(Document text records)
- Opening Delimiter -
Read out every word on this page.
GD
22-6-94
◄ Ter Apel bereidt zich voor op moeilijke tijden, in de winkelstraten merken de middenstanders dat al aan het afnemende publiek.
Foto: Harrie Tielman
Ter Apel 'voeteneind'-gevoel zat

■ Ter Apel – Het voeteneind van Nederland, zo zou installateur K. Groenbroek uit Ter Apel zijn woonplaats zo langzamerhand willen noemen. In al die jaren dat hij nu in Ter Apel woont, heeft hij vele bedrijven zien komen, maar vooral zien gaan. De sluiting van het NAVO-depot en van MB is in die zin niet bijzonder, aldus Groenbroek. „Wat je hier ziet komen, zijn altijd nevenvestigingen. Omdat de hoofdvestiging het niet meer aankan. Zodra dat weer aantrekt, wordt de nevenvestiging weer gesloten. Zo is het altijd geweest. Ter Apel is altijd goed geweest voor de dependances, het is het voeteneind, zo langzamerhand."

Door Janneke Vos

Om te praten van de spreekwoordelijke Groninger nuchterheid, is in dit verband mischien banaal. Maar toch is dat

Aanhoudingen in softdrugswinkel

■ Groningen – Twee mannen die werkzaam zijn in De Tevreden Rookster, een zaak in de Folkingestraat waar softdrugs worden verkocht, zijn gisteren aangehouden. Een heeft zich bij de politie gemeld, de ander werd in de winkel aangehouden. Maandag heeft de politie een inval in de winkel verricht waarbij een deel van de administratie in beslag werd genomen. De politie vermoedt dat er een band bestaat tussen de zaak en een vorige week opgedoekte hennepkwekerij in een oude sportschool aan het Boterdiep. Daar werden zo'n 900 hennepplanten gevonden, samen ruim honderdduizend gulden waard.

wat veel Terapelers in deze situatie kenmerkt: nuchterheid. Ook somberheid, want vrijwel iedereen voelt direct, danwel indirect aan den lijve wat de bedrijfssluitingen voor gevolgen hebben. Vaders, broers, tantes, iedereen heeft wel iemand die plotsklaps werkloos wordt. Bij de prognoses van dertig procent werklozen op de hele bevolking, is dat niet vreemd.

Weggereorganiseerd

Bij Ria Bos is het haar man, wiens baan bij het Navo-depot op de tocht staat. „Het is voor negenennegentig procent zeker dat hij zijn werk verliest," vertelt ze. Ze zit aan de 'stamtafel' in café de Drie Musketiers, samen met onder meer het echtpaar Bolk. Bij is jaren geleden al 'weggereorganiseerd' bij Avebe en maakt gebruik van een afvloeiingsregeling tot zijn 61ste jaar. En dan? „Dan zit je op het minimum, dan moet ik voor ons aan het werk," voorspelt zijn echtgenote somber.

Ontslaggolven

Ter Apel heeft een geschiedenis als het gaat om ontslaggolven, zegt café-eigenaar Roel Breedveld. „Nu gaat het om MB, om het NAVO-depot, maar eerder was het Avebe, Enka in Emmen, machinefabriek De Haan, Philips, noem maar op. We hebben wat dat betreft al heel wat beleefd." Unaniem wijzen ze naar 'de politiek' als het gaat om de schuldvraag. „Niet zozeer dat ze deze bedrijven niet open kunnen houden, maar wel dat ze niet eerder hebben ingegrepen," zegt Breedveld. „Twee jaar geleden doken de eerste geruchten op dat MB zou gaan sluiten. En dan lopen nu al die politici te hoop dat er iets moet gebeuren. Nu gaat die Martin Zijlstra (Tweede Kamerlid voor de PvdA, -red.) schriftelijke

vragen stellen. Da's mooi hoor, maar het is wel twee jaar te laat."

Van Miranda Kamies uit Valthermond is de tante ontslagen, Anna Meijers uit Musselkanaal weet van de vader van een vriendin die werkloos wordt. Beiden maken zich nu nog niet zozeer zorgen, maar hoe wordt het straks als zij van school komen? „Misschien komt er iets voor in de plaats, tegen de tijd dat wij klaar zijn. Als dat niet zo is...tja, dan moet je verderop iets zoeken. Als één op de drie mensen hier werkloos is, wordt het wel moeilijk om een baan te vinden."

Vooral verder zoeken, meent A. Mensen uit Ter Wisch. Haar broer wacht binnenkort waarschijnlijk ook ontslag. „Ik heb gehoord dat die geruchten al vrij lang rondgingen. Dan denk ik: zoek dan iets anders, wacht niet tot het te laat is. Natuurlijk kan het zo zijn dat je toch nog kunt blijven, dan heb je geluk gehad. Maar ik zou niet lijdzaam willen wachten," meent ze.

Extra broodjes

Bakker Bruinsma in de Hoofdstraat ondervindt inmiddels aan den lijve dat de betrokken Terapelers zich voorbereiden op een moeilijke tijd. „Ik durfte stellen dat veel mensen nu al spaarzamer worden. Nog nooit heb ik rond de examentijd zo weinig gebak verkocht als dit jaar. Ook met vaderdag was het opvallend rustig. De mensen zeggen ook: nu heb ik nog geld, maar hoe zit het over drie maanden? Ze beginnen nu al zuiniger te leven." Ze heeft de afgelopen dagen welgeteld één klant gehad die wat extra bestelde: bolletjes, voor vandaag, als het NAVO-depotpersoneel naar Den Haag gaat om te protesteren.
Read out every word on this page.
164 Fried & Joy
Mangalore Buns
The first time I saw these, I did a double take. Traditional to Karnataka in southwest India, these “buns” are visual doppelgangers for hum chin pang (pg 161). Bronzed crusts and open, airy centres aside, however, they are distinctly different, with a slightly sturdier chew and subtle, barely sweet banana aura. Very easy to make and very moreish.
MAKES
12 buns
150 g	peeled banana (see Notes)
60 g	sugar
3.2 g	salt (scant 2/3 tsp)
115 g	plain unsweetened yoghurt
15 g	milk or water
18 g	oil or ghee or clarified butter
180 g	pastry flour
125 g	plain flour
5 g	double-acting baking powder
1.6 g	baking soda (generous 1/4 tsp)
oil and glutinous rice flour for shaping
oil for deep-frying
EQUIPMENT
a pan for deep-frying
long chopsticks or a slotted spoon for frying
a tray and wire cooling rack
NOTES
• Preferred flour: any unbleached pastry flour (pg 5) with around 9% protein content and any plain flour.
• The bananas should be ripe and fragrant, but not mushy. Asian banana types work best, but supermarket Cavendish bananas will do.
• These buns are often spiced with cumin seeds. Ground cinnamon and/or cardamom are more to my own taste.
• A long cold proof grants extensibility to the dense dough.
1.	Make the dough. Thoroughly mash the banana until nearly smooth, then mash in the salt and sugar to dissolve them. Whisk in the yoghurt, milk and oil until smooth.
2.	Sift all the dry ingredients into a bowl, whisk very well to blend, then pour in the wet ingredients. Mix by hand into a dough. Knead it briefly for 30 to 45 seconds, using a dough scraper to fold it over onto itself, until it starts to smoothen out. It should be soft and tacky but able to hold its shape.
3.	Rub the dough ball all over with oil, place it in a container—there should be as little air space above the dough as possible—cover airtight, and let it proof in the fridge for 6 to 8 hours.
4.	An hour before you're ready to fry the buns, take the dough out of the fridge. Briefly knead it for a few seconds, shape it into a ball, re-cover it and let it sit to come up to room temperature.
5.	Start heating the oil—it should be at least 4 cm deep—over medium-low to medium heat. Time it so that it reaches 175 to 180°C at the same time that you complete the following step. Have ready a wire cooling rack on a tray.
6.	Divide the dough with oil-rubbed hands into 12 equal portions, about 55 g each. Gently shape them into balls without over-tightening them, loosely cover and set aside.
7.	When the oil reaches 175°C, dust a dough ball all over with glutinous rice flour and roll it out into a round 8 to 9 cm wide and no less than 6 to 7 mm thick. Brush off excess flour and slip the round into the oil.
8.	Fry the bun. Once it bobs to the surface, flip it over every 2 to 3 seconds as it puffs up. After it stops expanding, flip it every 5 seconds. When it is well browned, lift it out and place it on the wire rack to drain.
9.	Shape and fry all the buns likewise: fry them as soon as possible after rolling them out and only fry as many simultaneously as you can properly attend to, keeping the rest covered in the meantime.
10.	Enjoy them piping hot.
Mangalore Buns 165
- Closing Delimiter -
REQUIREMENT
Repeat the data. Leave nothing out and change nothing.

SOLUTION FOR THIS EXERCISE
Read out every word on this page.
GD
22-6-94
◄ Ter Apel bereidt zich voor op moeilijke tijden, in de winkelstraten merken de middenstanders dat al aan het afnemende publiek.
Foto: Harrie Tielman
Ter Apel 'voeteneind'-gevoel zat

■ Ter Apel – Het voeteneind van Nederland, zo zou installateur K. Groenbroek uit Ter Apel zijn woonplaats zo langzamerhand willen noemen. In al die jaren dat hij nu in Ter Apel woont, heeft hij vele bedrijven zien komen, maar vooral zien gaan. De sluiting van het NAVO-depot en van MB is in die zin niet bijzonder, aldus Groenbroek. „Wat je hier ziet komen, zijn altijd nevenvestigingen. Omdat de hoofdvestiging het niet meer aankan. Zodra dat weer aantrekt, wordt de nevenvestiging weer gesloten. Zo is het altijd geweest. Ter Apel is altijd goed geweest voor de dependances, het is het voeteneind, zo langzamerhand."

Door Janneke Vos

Om te praten van de spreekwoordelijke Groninger nuchterheid, is in dit verband mischien banaal. Maar toch is dat

Aanhoudingen in softdrugswinkel

■ Groningen – Twee mannen die werkzaam zijn in De Tevreden Rookster, een zaak in de Folkingestraat waar softdrugs worden verkocht, zijn gisteren aangehouden. Een heeft zich bij de politie gemeld, de ander werd in de winkel aangehouden. Maandag heeft de politie een inval in de winkel verricht waarbij een deel van de administratie in beslag werd genomen. De politie vermoedt dat er een band bestaat tussen de zaak en een vorige week opgedoekte hennepkwekerij in een oude sportschool aan het Boterdiep. Daar werden zo'n 900 hennepplanten gevonden, samen ruim honderdduizend gulden waard.

wat veel Terapelers in deze situatie kenmerkt: nuchterheid. Ook somberheid, want vrijwel iedereen voelt direct, danwel indirect aan den lijve wat de bedrijfssluitingen voor gevolgen hebben. Vaders, broers, tantes, iedereen heeft wel iemand die plotsklaps werkloos wordt. Bij de prognoses van dertig procent werklozen op de hele bevolking, is dat niet vreemd.

Weggereorganiseerd

Bij Ria Bos is het haar man, wiens baan bij het Navo-depot op de tocht staat. „Het is voor negenennegentig procent zeker dat hij zijn werk verliest," vertelt ze. Ze zit aan de 'stamtafel' in café de Drie Musketiers, samen met onder meer het echtpaar Bolk. Bij is jaren geleden al 'weggereorganiseerd' bij Avebe en maakt gebruik van een afvloeiingsregeling tot zijn 61ste jaar. En dan? „Dan zit je op het minimum, dan moet ik voor ons aan het werk," voorspelt zijn echtgenote somber.

Ontslaggolven

Ter Apel heeft een geschiedenis als het gaat om ontslaggolven, zegt café-eigenaar Roel Breedveld. „Nu gaat het om MB, om het NAVO-depot, maar eerder was het Avebe, Enka in Emmen, machinefabriek De Haan, Philips, noem maar op. We hebben wat dat betreft al heel wat beleefd." Unaniem wijzen ze naar 'de politiek' als het gaat om de schuldvraag. „Niet zozeer dat ze deze bedrijven niet open kunnen houden, maar wel dat ze niet eerder hebben ingegrepen," zegt Breedveld. „Twee jaar geleden doken de eerste geruchten op dat MB zou gaan sluiten. En dan lopen nu al die politici te hoop dat er iets moet gebeuren. Nu gaat die Martin Zijlstra (Tweede Kamerlid voor de PvdA, -red.) schriftelijke

vragen stellen. Da's mooi hoor, maar het is wel twee jaar te laat."

Van Miranda Kamies uit Valthermond is de tante ontslagen, Anna Meijers uit Musselkanaal weet van de vader van een vriendin die werkloos wordt. Beiden maken zich nu nog niet zozeer zorgen, maar hoe wordt het straks als zij van school komen? „Misschien komt er iets voor in de plaats, tegen de tijd dat wij klaar zijn. Als dat niet zo is...tja, dan moet je verderop iets zoeken. Als één op de drie mensen hier werkloos is, wordt het wel moeilijk om een baan te vinden."

Vooral verder zoeken, meent A. Mensen uit Ter Wisch. Haar broer wacht binnenkort waarschijnlijk ook ontslag. „Ik heb gehoord dat die geruchten al vrij lang rondgingen. Dan denk ik: zoek dan iets anders, wacht niet tot het te laat is. Natuurlijk kan het zo zijn dat je toch nog kunt blijven, dan heb je geluk gehad. Maar ik zou niet lijdzaam willen wachten," meent ze.

Extra broodjes

Bakker Bruinsma in de Hoofdstraat ondervindt inmiddels aan den lijve dat de betrokken Terapelers zich voorbereiden op een moeilijke tijd. „Ik durfte stellen dat veel mensen nu al spaarzamer worden. Nog nooit heb ik rond de examentijd zo weinig gebak verkocht als dit jaar. Ook met vaderdag was het opvallend rustig. De mensen zeggen ook: nu heb ik nog geld, maar hoe zit het over drie maanden? Ze beginnen nu al zuiniger te leven." Ze heeft de afgelopen dagen welgeteld één klant gehad die wat extra bestelde: bolletjes, voor vandaag, als het NAVO-depotpersoneel naar Den Haag gaat om te protesteren.
Read out every word on this page.
164 Fried & Joy
Mangalore Buns
The first time I saw these, I did a double take. Traditional to Karnataka in southwest India, these “buns” are visual doppelgangers for hum chin pang (pg 161). Bronzed crusts and open, airy centres aside, however, they are distinctly different, with a slightly sturdier chew and subtle, barely sweet banana aura. Very easy to make and very moreish.
MAKES
12 buns
150 g	peeled banana (see Notes)
60 g	sugar
3.2 g	salt (scant 2/3 tsp)
115 g	plain unsweetened yoghurt
15 g	milk or water
18 g	oil or ghee or clarified butter
180 g	pastry flour
125 g	plain flour
5 g	double-acting baking powder
1.6 g	baking soda (generous 1/4 tsp)
oil and glutinous rice flour for shaping
oil for deep-frying
EQUIPMENT
a pan for deep-frying
long chopsticks or a slotted spoon for frying
a tray and wire cooling rack
NOTES
• Preferred flour: any unbleached pastry flour (pg 5) with around 9% protein content and any plain flour.
• The bananas should be ripe and fragrant, but not mushy. Asian banana types work best, but supermarket Cavendish bananas will do.
• These buns are often spiced with cumin seeds. Ground cinnamon and/or cardamom are more to my own taste.
• A long cold proof grants extensibility to the dense dough.
1.	Make the dough. Thoroughly mash the banana until nearly smooth, then mash in the salt and sugar to dissolve them. Whisk in the yoghurt, milk and oil until smooth.
2.	Sift all the dry ingredients into a bowl, whisk very well to blend, then pour in the wet ingredients. Mix by hand into a dough. Knead it briefly for 30 to 45 seconds, using a dough scraper to fold it over onto itself, until it starts to smoothen out. It should be soft and tacky but able to hold its shape.
3.	Rub the dough ball all over with oil, place it in a container—there should be as little air space above the dough as possible—cover airtight, and let it proof in the fridge for 6 to 8 hours.
4.	An hour before you're ready to fry the buns, take the dough out of the fridge. Briefly knead it for a few seconds, shape it into a ball, re-cover it and let it sit to come up to room temperature.
5.	Start heating the oil—it should be at least 4 cm deep—over medium-low to medium heat. Time it so that it reaches 175 to 180°C at the same time that you complete the following step. Have ready a wire cooling rack on a tray.
6.	Divide the dough with oil-rubbed hands into 12 equal portions, about 55 g each. Gently shape them into balls without over-tightening them, loosely cover and set aside.
7.	When the oil reaches 175°C, dust a dough ball all over with glutinous rice flour and roll it out into a round 8 to 9 cm wide and no less than 6 to 7 mm thick. Brush off excess flour and slip the round into the oil.
8.	Fry the bun. Once it bobs to the surface, flip it over every 2 to 3 seconds as it puffs up. After it stops expanding, flip it every 5 seconds. When it is well browned, lift it out and place it on the wire rack to drain.
9.	Shape and fry all the buns likewise: fry them as soon as possible after rolling them out and only fry as many simultaneously as you can properly attend to, keeping the rest covered in the meantime.
10.	Enjoy them piping hot.
Mangalore Buns 165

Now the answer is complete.